OTHER STAND-ALONE COMMANDS
==========================

:``rmlint --gui``:

    Start the optional graphical frontend to ``rmlint`` called ``Shredder``.

    This will only work when ``Shredder`` and its dependencies were installed.
    See also: http://rmlint.readthedocs.org/en/latest/gui.html

    The gui has its own set of options, see ``--gui --help`` for a list.  These
    should be placed at the end, ie ``rmlint --gui [options]`` when calling
    it from commandline.

:``rmlint --hash [paths...]``:

    Make ``rmlint`` work as a multi-threaded file hash utility, similar to the
    popular ``md5sum`` or ``sha1sum`` utilities, but faster and with more algorithms.
    A set of paths given on the commandline or from *stdin* is hashed using one
    of the available hash algorithms.  Use ``rmlint --hash -h`` to see options.

:``rmlint --equal [paths...]``:

    Check if the paths given on the commandline all have equal content. If all
    paths are equal and no other error happened, rmlint will exit with an exit
    code 0. Otherwise it will exit with a nonzero exit code. All other options
    can be used as normal, but note that no other formatters (``sh``, ``csv``
    etc.) will be executed by default. At least two paths need to be passed.

    Note: This even works for directories and also in combination with paranoid
    mode (pass ``-pp`` for byte comparison); remember that rmlint does not care
    about the layout of the directory, but only about the content of the files
    in it. At least two paths need to be given to the commandline.

    By default this will use hashing to compare the files and/or directories.

:``rmlint --dedupe [-r] [-v|-V] <src> <dest>``:

    If the filesystem supports files sharing physical storage between multiple
    files, and if ``src`` and ``dest`` have same content, this command makes the
    data in the ``src`` file appear the ``dest`` file by sharing the
    underlying storage.

    This command is similar to ``cp --reflink=always <src> <dest>``
    except that it (a) checks that ``src`` and ``dest`` have identical data, and
    it makes no changes to ``dest``'s metadata.

    Running with ``-r`` option will enable deduplication of read-only [btrfs]
    snapshots (requires root).

:``rmlint --is-reflink [-v|-V] <file1> <file2>``:
    Tests whether ``file1`` and ``file2`` are reflinks (reference same data).
    Return codes:
        0: files are reflinks
        1: files are not reflinks
        3: not a regular file
        4: file sizes differ
        5: fiemaps can't be read
        6: file1 and file2 are the same path
        7: file1 and file2 are the same file under different mountpoints
        8: files are hardlinks
        9: files are symlinks (TODO)
        10: files are not on same device
        11: other error encountered


EXAMPLES
========

This is a collection of common use cases and other tricks:

* Check the current working directory for duplicates.

-*-*-

STATED PROBLEM 1
Copy the passage of the rmlint command text that begins at the words "If the filesystem" and ends after the words "snapshots (requires root).".

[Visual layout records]

-*-*-

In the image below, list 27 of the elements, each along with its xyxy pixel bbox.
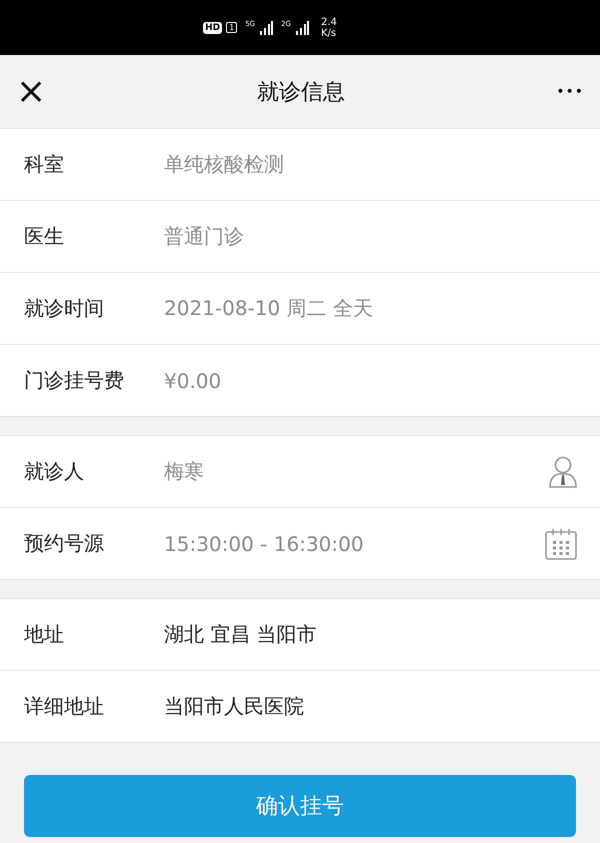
field-label: 门诊挂号费 (24, 367, 125, 394)
more-button[interactable]: ••• (556, 84, 584, 100)
speed-value: 2.4 (320, 16, 337, 28)
field-value: 当阳市人民医院 (164, 693, 305, 720)
calendar-icon[interactable] (544, 526, 578, 560)
field-value: 普通门诊 (164, 223, 245, 250)
field-value: 梅寒 (164, 458, 205, 485)
field-value: 2021-08-10 周二 全天 (164, 295, 374, 322)
field-label: 医生 (24, 223, 65, 250)
field-value: 单纯核酸检测 (164, 151, 285, 178)
person-icon[interactable] (548, 454, 578, 488)
page-title: 就诊信息 (257, 78, 346, 106)
field-value: ¥0.00 (164, 368, 222, 392)
signal-icon (294, 20, 309, 34)
field-label: 详细地址 (24, 693, 105, 720)
field-value: 15:30:00 - 16:30:00 (164, 532, 365, 556)
field-label: 科室 (24, 151, 65, 178)
hd-badge: HD (203, 22, 222, 34)
field-label: 地址 (24, 621, 65, 648)
signal-icon (259, 20, 274, 34)
speed-unit: K/s (320, 28, 337, 38)
field-label: 就诊人 (24, 458, 85, 485)
field-label: 预约号源 (24, 530, 105, 557)
field-label: 就诊时间 (24, 295, 105, 322)
close-button[interactable]: × (16, 71, 46, 112)
field-value: 湖北 宜昌 当阳市 (164, 621, 318, 648)
sim-badge: 1 (226, 22, 238, 33)
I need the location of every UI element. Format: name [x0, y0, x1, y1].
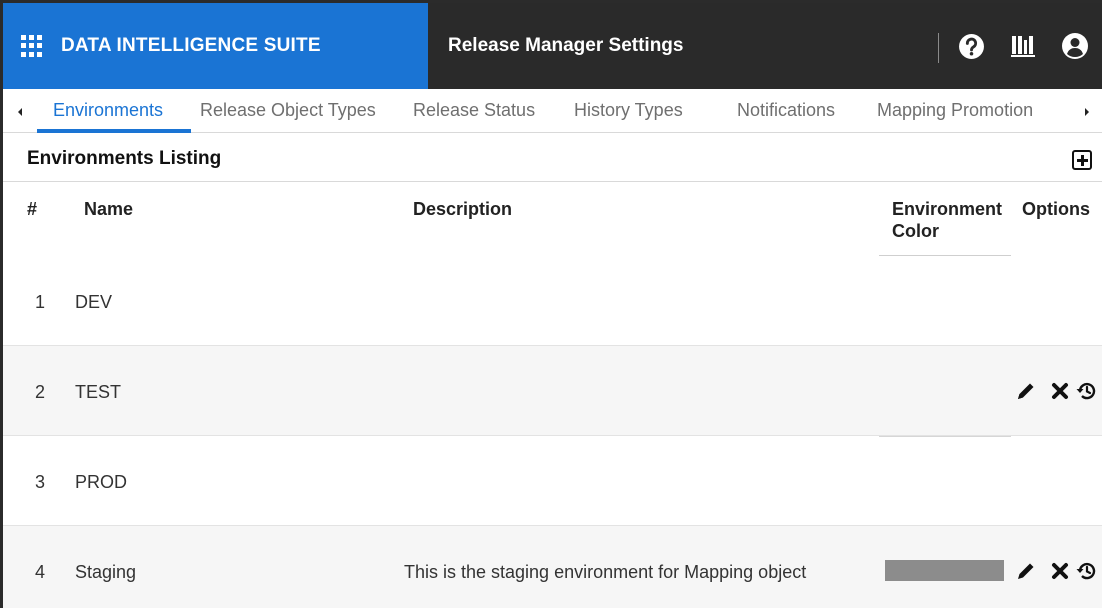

-*-*-

STATED PROBLEM 2
Repeat the lines of the records word for word, from the line containing "field-label: 门诊挂号费 (24, 367, 125, 394)" through the end of the records, and leave the pictures out of your answer.

CORRECT RESULT 1
If the filesystem supports files sharing physical storage between multiple
    files, and if ``src`` and ``dest`` have same content, this command makes the
    data in the ``src`` file appear the ``dest`` file by sharing the
    underlying storage.

    This command is similar to ``cp --reflink=always <src> <dest>``
    except that it (a) checks that ``src`` and ``dest`` have identical data, and
    it makes no changes to ``dest``'s metadata.

    Running with ``-r`` option will enable deduplication of read-only [btrfs]
    snapshots (requires root).

CORRECT RESULT 2
field-label: 门诊挂号费 (24, 367, 125, 394)
more-button[interactable]: ••• (556, 84, 584, 100)
speed-value: 2.4 (320, 16, 337, 28)
field-value: 当阳市人民医院 (164, 693, 305, 720)
calendar-icon[interactable] (544, 526, 578, 560)
field-value: 普通门诊 (164, 223, 245, 250)
field-value: 梅寒 (164, 458, 205, 485)
field-value: 2021-08-10 周二 全天 (164, 295, 374, 322)
field-label: 医生 (24, 223, 65, 250)
field-value: 单纯核酸检测 (164, 151, 285, 178)
person-icon[interactable] (548, 454, 578, 488)
page-title: 就诊信息 (257, 78, 346, 106)
field-value: ¥0.00 (164, 368, 222, 392)
signal-icon (294, 20, 309, 34)
field-label: 详细地址 (24, 693, 105, 720)
field-value: 15:30:00 - 16:30:00 (164, 532, 365, 556)
field-label: 科室 (24, 151, 65, 178)
hd-badge: HD (203, 22, 222, 34)
field-label: 地址 (24, 621, 65, 648)
signal-icon (259, 20, 274, 34)
speed-unit: K/s (320, 28, 337, 38)
field-label: 就诊人 (24, 458, 85, 485)
field-label: 预约号源 (24, 530, 105, 557)
field-label: 就诊时间 (24, 295, 105, 322)
close-button[interactable]: × (16, 71, 46, 112)
field-value: 湖北 宜昌 当阳市 (164, 621, 318, 648)
sim-badge: 1 (226, 22, 238, 33)
I need the location of every UI element. Format: name [x0, y0, x1, y1].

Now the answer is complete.